_MATERIAL FOR THIS TASK_.

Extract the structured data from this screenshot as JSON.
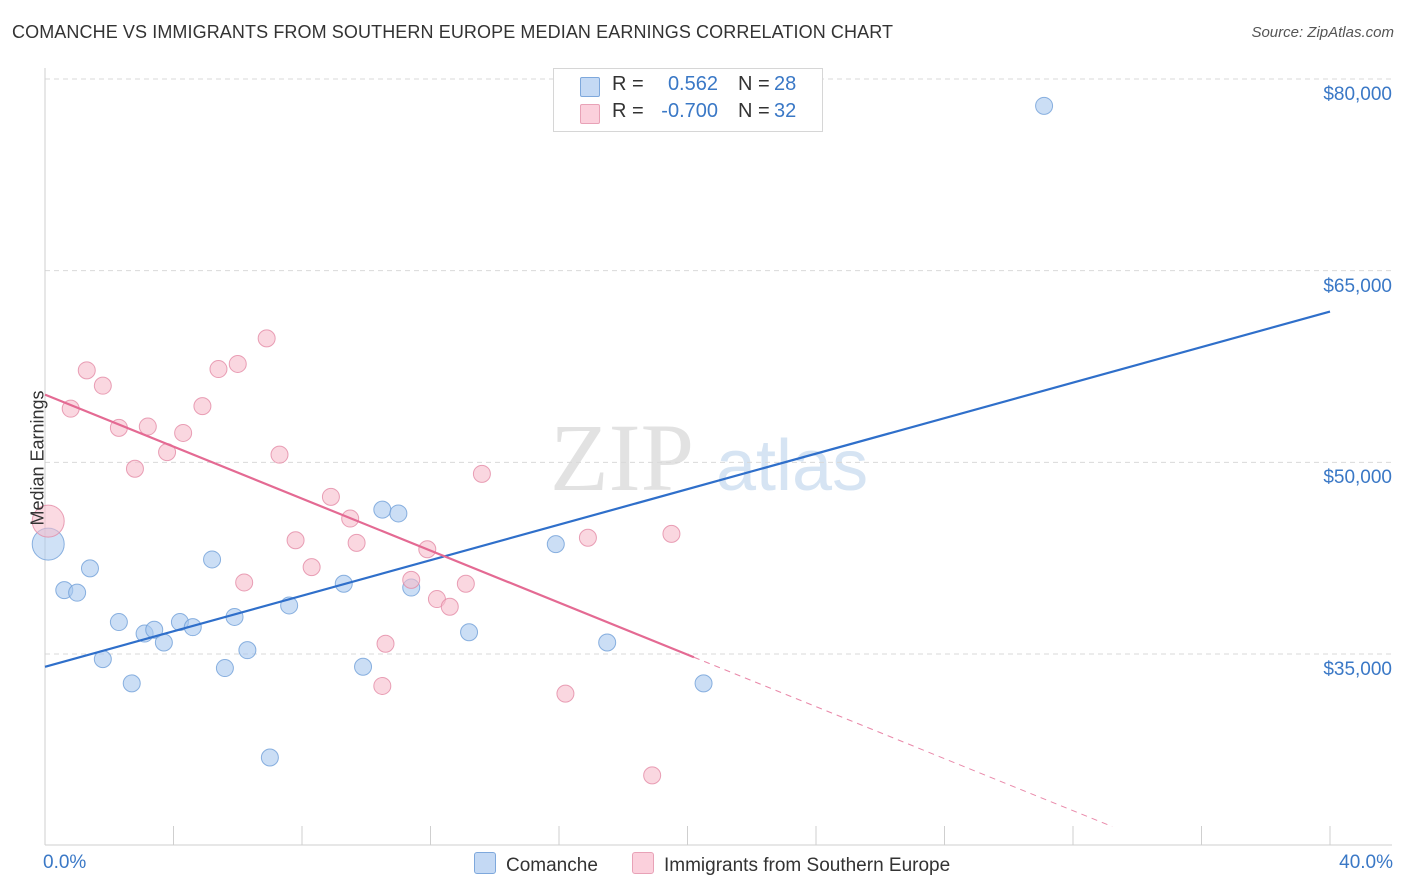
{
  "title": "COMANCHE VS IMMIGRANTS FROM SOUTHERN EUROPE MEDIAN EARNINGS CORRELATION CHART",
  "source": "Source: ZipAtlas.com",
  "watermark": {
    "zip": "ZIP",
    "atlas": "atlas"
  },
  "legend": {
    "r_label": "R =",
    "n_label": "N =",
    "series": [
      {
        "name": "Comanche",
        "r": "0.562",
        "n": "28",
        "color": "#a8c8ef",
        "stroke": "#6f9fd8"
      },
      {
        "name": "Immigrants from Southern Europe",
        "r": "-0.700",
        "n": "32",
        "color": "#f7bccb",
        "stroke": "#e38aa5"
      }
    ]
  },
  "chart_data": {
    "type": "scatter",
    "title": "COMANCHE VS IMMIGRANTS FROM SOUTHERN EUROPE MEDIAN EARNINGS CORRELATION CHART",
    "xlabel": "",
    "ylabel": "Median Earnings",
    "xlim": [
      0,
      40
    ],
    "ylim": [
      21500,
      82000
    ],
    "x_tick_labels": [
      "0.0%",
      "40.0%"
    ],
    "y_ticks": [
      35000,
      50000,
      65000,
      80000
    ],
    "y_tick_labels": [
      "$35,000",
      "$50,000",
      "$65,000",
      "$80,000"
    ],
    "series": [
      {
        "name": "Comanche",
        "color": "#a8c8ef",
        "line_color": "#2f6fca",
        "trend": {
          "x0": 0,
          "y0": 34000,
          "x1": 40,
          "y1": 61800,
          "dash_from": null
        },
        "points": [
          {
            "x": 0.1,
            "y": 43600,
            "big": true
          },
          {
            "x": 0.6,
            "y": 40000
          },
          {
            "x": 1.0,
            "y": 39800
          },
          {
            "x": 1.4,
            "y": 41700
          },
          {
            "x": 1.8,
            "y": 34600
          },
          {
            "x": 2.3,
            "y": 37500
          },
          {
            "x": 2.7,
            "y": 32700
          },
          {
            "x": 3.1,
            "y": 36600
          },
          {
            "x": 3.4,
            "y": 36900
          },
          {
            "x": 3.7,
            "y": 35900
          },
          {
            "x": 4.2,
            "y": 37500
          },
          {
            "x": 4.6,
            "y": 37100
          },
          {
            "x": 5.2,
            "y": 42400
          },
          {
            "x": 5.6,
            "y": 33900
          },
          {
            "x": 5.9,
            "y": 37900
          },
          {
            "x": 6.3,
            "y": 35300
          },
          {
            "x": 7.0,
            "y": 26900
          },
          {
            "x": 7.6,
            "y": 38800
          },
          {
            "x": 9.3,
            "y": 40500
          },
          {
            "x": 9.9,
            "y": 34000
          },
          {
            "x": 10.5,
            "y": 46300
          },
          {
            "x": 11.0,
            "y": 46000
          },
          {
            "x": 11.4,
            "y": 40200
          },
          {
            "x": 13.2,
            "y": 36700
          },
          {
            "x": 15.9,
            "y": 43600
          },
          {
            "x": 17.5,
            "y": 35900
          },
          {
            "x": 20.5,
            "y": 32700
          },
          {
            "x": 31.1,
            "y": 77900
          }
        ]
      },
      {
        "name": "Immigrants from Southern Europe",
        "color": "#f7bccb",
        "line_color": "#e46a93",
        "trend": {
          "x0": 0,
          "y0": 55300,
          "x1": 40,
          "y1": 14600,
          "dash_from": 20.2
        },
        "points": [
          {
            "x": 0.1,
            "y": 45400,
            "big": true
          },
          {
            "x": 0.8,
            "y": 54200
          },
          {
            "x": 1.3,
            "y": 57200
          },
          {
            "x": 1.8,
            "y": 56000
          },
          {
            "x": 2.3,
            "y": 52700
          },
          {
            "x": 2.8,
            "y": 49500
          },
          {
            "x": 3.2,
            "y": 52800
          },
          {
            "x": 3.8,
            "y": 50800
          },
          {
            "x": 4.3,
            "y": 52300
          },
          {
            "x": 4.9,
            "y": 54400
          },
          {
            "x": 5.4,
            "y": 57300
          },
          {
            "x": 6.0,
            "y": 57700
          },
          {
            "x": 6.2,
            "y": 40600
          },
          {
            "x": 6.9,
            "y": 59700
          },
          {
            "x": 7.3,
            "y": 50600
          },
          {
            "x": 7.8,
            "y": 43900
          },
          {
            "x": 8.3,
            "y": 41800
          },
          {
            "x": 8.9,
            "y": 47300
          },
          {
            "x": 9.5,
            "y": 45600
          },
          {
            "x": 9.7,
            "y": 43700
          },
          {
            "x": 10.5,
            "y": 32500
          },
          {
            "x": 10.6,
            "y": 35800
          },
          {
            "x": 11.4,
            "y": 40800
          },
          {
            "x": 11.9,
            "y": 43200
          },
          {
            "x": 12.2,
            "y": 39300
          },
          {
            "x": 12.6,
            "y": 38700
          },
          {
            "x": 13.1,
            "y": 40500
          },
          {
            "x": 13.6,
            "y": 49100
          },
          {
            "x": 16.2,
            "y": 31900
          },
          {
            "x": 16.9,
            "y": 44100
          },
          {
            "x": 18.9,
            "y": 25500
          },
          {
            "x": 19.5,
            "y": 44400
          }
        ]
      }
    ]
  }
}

_TASK INSTRUCTIONS_. Copy all the lines above that hold the string "title".

_SOLUTION_.
  "title": "COMANCHE VS IMMIGRANTS FROM SOUTHERN EUROPE MEDIAN EARNINGS CORRELATION CHART",
    "title": "COMANCHE VS IMMIGRANTS FROM SOUTHERN EUROPE MEDIAN EARNINGS CORRELATION CHART",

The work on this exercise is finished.